## Data:
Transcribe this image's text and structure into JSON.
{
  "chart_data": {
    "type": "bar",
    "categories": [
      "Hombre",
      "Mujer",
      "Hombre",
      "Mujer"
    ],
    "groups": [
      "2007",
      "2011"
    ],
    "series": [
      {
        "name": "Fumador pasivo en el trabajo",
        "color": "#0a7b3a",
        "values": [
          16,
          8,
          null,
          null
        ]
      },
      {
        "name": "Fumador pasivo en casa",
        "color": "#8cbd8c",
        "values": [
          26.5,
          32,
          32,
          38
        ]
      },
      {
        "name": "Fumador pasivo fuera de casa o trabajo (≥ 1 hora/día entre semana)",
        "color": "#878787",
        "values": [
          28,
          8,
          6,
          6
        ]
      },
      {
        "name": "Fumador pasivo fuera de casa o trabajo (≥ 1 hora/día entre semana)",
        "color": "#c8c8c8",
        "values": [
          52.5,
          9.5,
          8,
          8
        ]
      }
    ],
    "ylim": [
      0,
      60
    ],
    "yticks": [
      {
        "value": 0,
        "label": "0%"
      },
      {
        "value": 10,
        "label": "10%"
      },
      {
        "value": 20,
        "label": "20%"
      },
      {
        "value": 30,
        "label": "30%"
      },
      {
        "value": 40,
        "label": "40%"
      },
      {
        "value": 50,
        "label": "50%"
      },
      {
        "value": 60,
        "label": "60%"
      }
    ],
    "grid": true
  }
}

## Problem to work on:
Exactly as shown, repeat every record.

## Task output:
Transcribe this image's text and structure into JSON.
{
  "chart_data": {
    "type": "bar",
    "categories": [
      "Hombre",
      "Mujer",
      "Hombre",
      "Mujer"
    ],
    "groups": [
      "2007",
      "2011"
    ],
    "series": [
      {
        "name": "Fumador pasivo en el trabajo",
        "color": "#0a7b3a",
        "values": [
          16,
          8,
          null,
          null
        ]
      },
      {
        "name": "Fumador pasivo en casa",
        "color": "#8cbd8c",
        "values": [
          26.5,
          32,
          32,
          38
        ]
      },
      {
        "name": "Fumador pasivo fuera de casa o trabajo (≥ 1 hora/día entre semana)",
        "color": "#878787",
        "values": [
          28,
          8,
          6,
          6
        ]
      },
      {
        "name": "Fumador pasivo fuera de casa o trabajo (≥ 1 hora/día entre semana)",
        "color": "#c8c8c8",
        "values": [
          52.5,
          9.5,
          8,
          8
        ]
      }
    ],
    "ylim": [
      0,
      60
    ],
    "yticks": [
      {
        "value": 0,
        "label": "0%"
      },
      {
        "value": 10,
        "label": "10%"
      },
      {
        "value": 20,
        "label": "20%"
      },
      {
        "value": 30,
        "label": "30%"
      },
      {
        "value": 40,
        "label": "40%"
      },
      {
        "value": 50,
        "label": "50%"
      },
      {
        "value": 60,
        "label": "60%"
      }
    ],
    "grid": true
  }
}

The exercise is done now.